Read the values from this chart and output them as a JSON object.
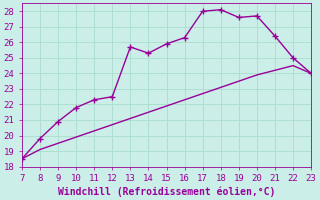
{
  "xlabel": "Windchill (Refroidissement éolien,°C)",
  "x_values": [
    7,
    8,
    9,
    10,
    11,
    12,
    13,
    14,
    15,
    16,
    17,
    18,
    19,
    20,
    21,
    22,
    23
  ],
  "y_curve": [
    18.5,
    19.8,
    20.9,
    21.8,
    22.3,
    22.5,
    25.7,
    25.3,
    25.9,
    26.3,
    28.0,
    28.1,
    27.6,
    27.7,
    26.4,
    25.0,
    24.0
  ],
  "y_line": [
    18.5,
    19.1,
    19.5,
    19.9,
    20.3,
    20.7,
    21.1,
    21.5,
    21.9,
    22.3,
    22.7,
    23.1,
    23.5,
    23.9,
    24.2,
    24.5,
    24.0
  ],
  "line_color": "#990099",
  "bg_color": "#cceee8",
  "grid_color": "#aaddcc",
  "ylim": [
    18,
    28.5
  ],
  "xlim": [
    7,
    23
  ],
  "yticks": [
    18,
    19,
    20,
    21,
    22,
    23,
    24,
    25,
    26,
    27,
    28
  ],
  "xticks": [
    7,
    8,
    9,
    10,
    11,
    12,
    13,
    14,
    15,
    16,
    17,
    18,
    19,
    20,
    21,
    22,
    23
  ],
  "marker": "+",
  "markersize": 5,
  "linewidth": 1.0,
  "xlabel_fontsize": 7,
  "tick_fontsize": 6.5
}
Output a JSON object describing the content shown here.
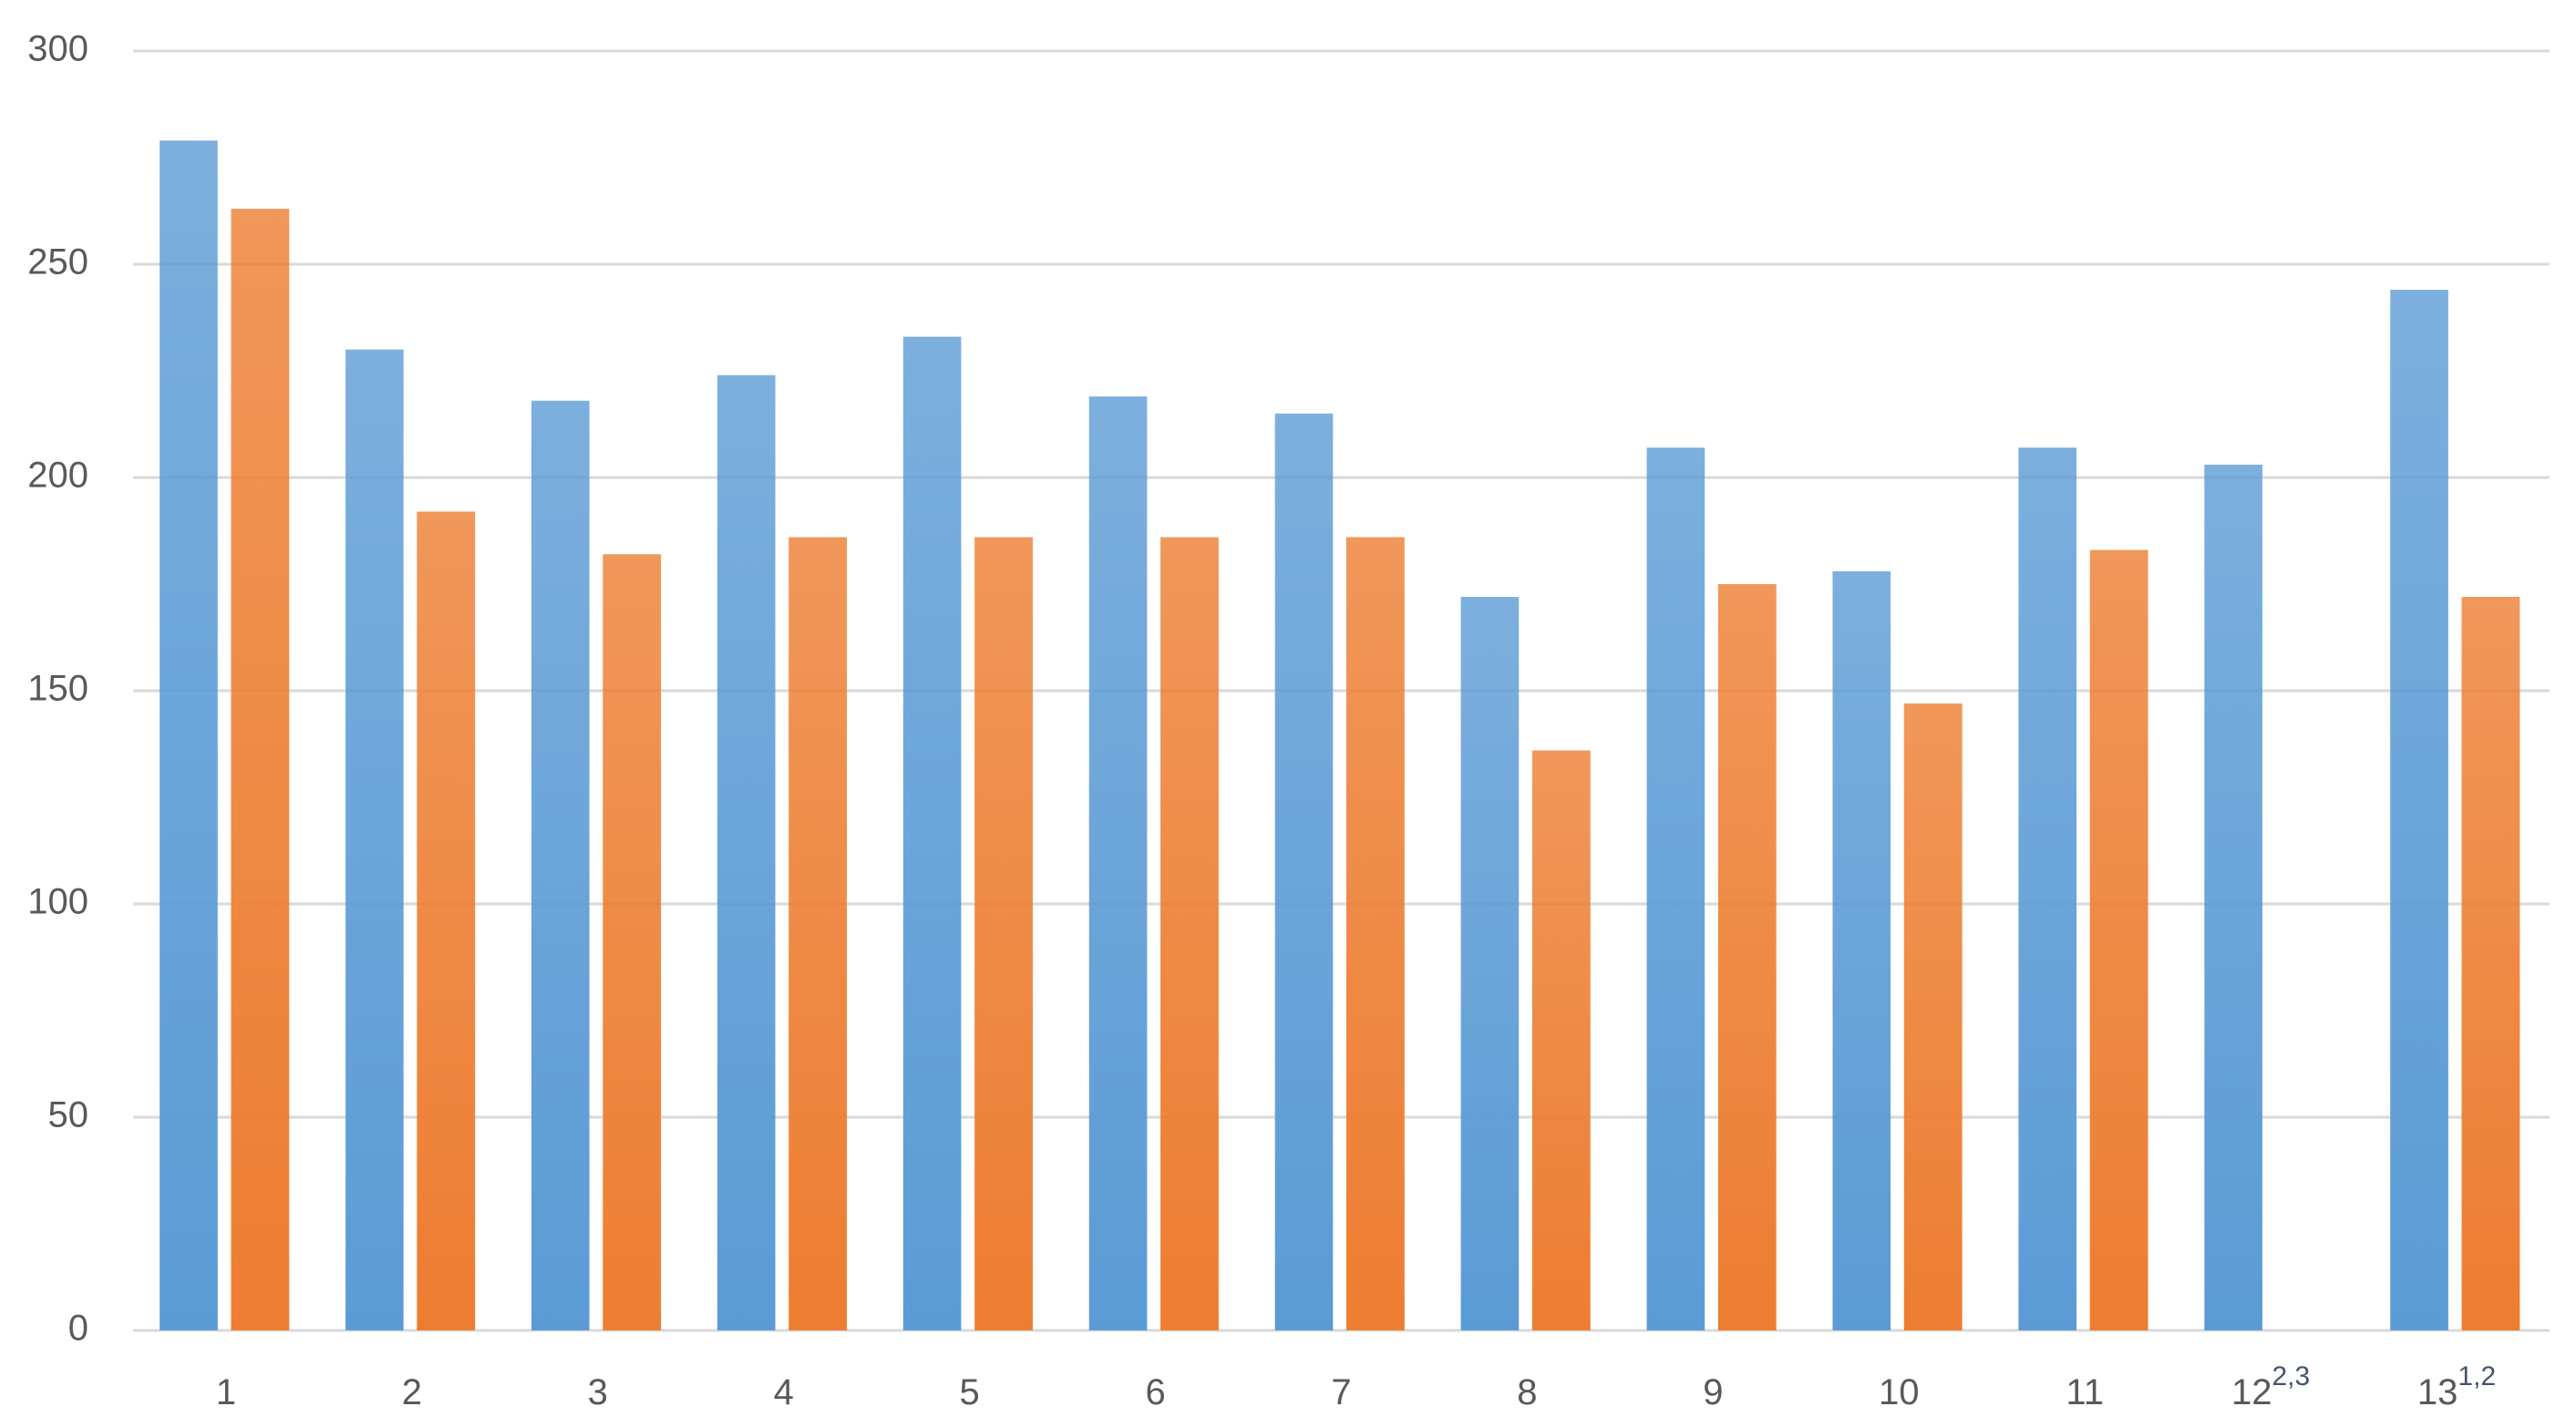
{
  "chart_data": {
    "type": "bar",
    "categories": [
      "1",
      "2",
      "3",
      "4",
      "5",
      "6",
      "7",
      "8",
      "9",
      "10",
      "11",
      "12",
      "13"
    ],
    "category_superscripts": [
      null,
      null,
      null,
      null,
      null,
      null,
      null,
      null,
      null,
      null,
      null,
      "2,3",
      "1,2"
    ],
    "series": [
      {
        "color": "#5b9bd5",
        "values": [
          279,
          230,
          218,
          224,
          233,
          219,
          215,
          172,
          207,
          178,
          207,
          203,
          244
        ]
      },
      {
        "color": "#ed7d31",
        "values": [
          263,
          192,
          182,
          186,
          186,
          186,
          186,
          136,
          175,
          147,
          183,
          null,
          172
        ]
      }
    ],
    "ylim": [
      0,
      300
    ],
    "yticks": [
      0,
      50,
      100,
      150,
      200,
      250,
      300
    ],
    "grid": true
  }
}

EXERCISE INSTRUCTIONS: Return each line exactly as written. Any picture gets left out.

OUTPUT FOR THIS EXERCISE:
Read the values from this chart and output them as a JSON object.
{
  "xlabel": "Windchill (Refroidissement éolien,°C)",
  "x_values": [
    7,
    8,
    9,
    10,
    11,
    12,
    13,
    14,
    15,
    16,
    17,
    18,
    19,
    20,
    21,
    22,
    23
  ],
  "y_curve": [
    18.5,
    19.8,
    20.9,
    21.8,
    22.3,
    22.5,
    25.7,
    25.3,
    25.9,
    26.3,
    28.0,
    28.1,
    27.6,
    27.7,
    26.4,
    25.0,
    24.0
  ],
  "y_line": [
    18.5,
    19.1,
    19.5,
    19.9,
    20.3,
    20.7,
    21.1,
    21.5,
    21.9,
    22.3,
    22.7,
    23.1,
    23.5,
    23.9,
    24.2,
    24.5,
    24.0
  ],
  "line_color": "#990099",
  "bg_color": "#cceee8",
  "grid_color": "#aaddcc",
  "ylim": [
    18,
    28.5
  ],
  "xlim": [
    7,
    23
  ],
  "yticks": [
    18,
    19,
    20,
    21,
    22,
    23,
    24,
    25,
    26,
    27,
    28
  ],
  "xticks": [
    7,
    8,
    9,
    10,
    11,
    12,
    13,
    14,
    15,
    16,
    17,
    18,
    19,
    20,
    21,
    22,
    23
  ],
  "marker": "+",
  "markersize": 5,
  "linewidth": 1.0,
  "xlabel_fontsize": 7,
  "tick_fontsize": 6.5
}
Output a JSON object describing the content shown here.
{
  "chart_data": {
    "type": "bar",
    "categories": [
      "1",
      "2",
      "3",
      "4",
      "5",
      "6",
      "7",
      "8",
      "9",
      "10",
      "11",
      "12",
      "13"
    ],
    "category_superscripts": [
      null,
      null,
      null,
      null,
      null,
      null,
      null,
      null,
      null,
      null,
      null,
      "2,3",
      "1,2"
    ],
    "series": [
      {
        "color": "#5b9bd5",
        "values": [
          279,
          230,
          218,
          224,
          233,
          219,
          215,
          172,
          207,
          178,
          207,
          203,
          244
        ]
      },
      {
        "color": "#ed7d31",
        "values": [
          263,
          192,
          182,
          186,
          186,
          186,
          186,
          136,
          175,
          147,
          183,
          null,
          172
        ]
      }
    ],
    "ylim": [
      0,
      300
    ],
    "yticks": [
      0,
      50,
      100,
      150,
      200,
      250,
      300
    ],
    "grid": true
  }
}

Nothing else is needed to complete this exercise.